* _Recorded information_

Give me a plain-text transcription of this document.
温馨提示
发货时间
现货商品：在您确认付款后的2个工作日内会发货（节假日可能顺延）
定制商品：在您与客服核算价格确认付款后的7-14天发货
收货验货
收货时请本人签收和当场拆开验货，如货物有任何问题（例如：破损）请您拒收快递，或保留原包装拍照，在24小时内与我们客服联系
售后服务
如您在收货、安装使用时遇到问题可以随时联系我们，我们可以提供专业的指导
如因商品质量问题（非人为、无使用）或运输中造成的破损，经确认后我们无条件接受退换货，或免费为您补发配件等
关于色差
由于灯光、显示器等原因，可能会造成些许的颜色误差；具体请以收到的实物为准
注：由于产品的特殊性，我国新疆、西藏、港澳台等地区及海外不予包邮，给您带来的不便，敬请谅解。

* _Stated goal_
Extract all of the data exactly as written.

* _Exercise output_
Give me a plain-text transcription of this document.
温馨提示
发货时间
现货商品：在您确认付款后的2个工作日内会发货（节假日可能顺延）
定制商品：在您与客服核算价格确认付款后的7-14天发货
收货验货
收货时请本人签收和当场拆开验货，如货物有任何问题（例如：破损）请您拒收快递，或保留原包装拍照，在24小时内与我们客服联系
售后服务
如您在收货、安装使用时遇到问题可以随时联系我们，我们可以提供专业的指导
如因商品质量问题（非人为、无使用）或运输中造成的破损，经确认后我们无条件接受退换货，或免费为您补发配件等
关于色差
由于灯光、显示器等原因，可能会造成些许的颜色误差；具体请以收到的实物为准
注：由于产品的特殊性，我国新疆、西藏、港澳台等地区及海外不予包邮，给您带来的不便，敬请谅解。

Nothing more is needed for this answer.